(Exercise requirements):
Do any lines in the data below contain "dans"? If so, copy every one of them.

Items listed in a dataset:
══════════════════════════════

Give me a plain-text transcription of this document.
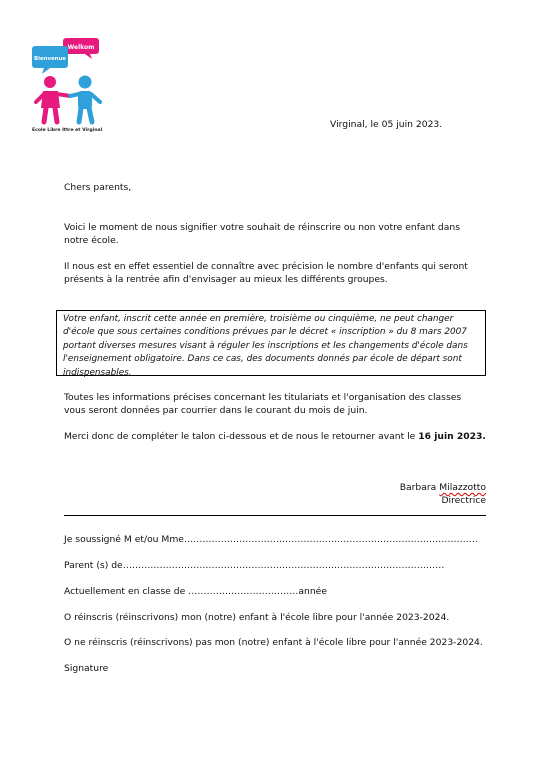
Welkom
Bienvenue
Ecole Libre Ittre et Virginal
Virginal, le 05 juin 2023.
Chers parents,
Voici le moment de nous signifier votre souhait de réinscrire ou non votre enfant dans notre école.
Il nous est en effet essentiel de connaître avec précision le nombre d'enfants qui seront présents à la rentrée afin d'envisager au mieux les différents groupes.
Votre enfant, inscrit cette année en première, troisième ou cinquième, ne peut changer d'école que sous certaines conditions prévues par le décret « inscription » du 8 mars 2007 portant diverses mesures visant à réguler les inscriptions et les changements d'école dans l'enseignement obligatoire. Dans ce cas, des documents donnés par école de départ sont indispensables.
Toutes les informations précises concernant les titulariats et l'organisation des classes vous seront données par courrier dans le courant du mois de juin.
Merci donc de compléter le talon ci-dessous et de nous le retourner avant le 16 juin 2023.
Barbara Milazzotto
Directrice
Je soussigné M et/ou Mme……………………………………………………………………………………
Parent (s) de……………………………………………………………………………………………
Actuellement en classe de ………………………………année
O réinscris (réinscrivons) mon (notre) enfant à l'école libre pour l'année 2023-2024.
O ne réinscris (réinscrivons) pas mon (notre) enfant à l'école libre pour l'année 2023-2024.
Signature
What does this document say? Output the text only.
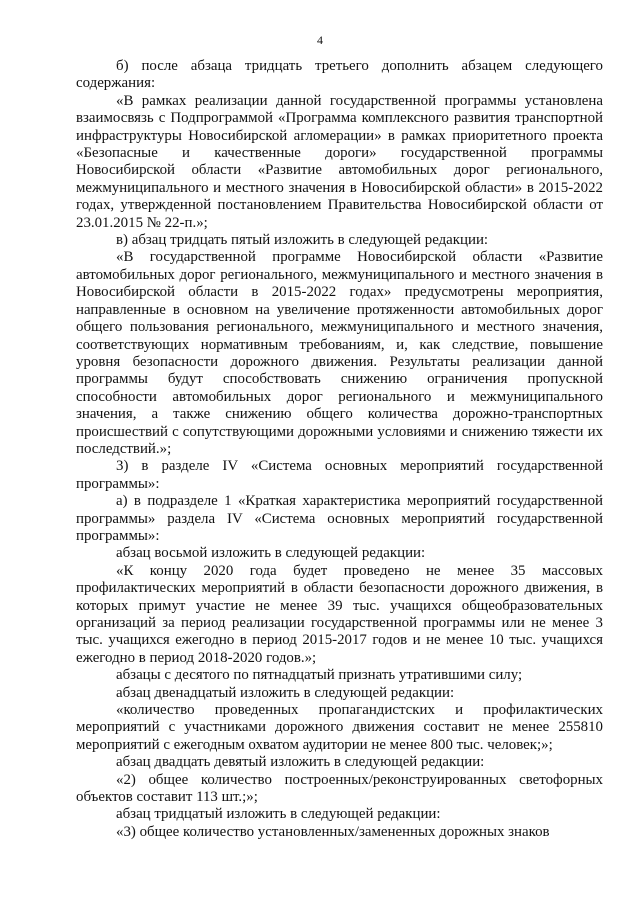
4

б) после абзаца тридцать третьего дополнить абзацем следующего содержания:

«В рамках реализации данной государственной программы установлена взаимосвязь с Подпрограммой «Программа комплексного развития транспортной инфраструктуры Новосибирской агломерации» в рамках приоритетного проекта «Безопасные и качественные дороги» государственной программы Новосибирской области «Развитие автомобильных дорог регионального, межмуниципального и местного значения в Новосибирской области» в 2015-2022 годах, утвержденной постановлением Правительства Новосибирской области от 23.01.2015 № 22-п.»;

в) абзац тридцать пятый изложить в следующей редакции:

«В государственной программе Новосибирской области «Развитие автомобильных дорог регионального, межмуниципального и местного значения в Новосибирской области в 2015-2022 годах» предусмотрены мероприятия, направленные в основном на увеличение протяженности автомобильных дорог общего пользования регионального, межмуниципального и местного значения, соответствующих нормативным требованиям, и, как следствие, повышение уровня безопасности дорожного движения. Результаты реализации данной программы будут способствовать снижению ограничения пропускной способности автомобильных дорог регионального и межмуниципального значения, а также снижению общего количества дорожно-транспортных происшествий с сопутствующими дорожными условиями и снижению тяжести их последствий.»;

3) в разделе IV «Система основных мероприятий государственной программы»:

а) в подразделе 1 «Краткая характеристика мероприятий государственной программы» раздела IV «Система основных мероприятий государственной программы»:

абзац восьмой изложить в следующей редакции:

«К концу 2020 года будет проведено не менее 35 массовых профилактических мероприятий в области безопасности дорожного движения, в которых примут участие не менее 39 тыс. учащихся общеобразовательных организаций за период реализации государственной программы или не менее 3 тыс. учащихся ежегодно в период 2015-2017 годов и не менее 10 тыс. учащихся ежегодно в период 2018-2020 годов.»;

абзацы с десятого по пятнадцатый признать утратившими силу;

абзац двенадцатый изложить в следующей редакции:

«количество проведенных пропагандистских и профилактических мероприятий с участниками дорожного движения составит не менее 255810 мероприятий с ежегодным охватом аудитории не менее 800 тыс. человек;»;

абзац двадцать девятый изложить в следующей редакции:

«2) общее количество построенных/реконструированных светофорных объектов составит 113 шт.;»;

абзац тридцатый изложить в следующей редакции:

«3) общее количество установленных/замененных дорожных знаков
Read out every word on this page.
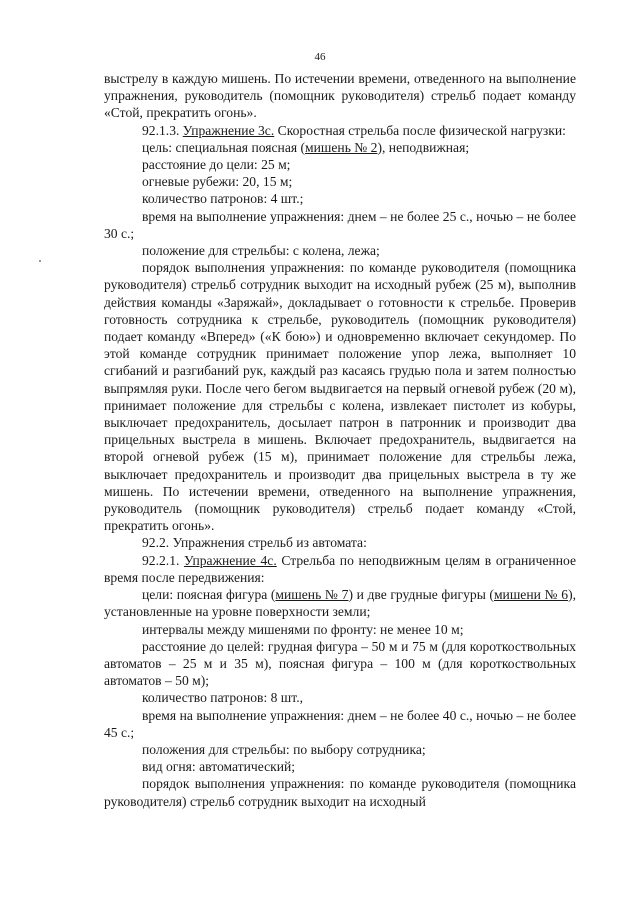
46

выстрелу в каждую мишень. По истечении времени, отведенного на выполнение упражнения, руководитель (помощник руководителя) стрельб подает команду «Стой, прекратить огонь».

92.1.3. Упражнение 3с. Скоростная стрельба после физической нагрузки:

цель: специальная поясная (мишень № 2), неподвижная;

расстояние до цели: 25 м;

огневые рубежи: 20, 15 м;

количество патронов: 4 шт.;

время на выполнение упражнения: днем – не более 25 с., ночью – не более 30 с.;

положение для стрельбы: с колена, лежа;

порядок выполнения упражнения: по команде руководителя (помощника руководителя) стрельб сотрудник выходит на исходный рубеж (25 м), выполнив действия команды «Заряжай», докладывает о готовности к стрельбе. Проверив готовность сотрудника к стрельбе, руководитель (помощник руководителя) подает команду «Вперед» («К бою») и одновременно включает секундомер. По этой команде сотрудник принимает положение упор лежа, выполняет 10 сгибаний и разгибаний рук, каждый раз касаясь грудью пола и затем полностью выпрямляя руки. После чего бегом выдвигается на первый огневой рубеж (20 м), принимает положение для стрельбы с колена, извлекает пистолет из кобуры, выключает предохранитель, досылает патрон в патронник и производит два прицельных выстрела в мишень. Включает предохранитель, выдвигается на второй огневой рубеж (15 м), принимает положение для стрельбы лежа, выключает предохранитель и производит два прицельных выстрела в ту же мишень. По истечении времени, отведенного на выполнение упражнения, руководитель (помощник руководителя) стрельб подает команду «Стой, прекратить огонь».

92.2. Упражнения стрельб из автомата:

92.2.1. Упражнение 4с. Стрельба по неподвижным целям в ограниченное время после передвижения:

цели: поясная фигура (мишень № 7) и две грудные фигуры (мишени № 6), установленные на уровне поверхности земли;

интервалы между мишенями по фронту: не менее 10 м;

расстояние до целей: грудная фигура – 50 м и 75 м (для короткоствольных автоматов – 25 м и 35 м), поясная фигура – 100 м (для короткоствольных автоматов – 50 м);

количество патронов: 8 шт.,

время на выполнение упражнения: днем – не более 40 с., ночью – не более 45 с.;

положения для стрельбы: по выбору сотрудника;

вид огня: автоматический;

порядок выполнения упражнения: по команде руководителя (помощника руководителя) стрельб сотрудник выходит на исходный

══════════════════════════════

(Finished answer):
Voici le moment de nous signifier votre souhait de réinscrire ou non votre enfant dans notre école.
Votre enfant, inscrit cette année en première, troisième ou cinquième, ne peut changer d'école que sous certaines conditions prévues par le décret « inscription » du 8 mars 2007 portant diverses mesures visant à réguler les inscriptions et les changements d'école dans l'enseignement obligatoire. Dans ce cas, des documents donnés par école de départ sont indispensables.
Toutes les informations précises concernant les titulariats et l'organisation des classes vous seront données par courrier dans le courant du mois de juin.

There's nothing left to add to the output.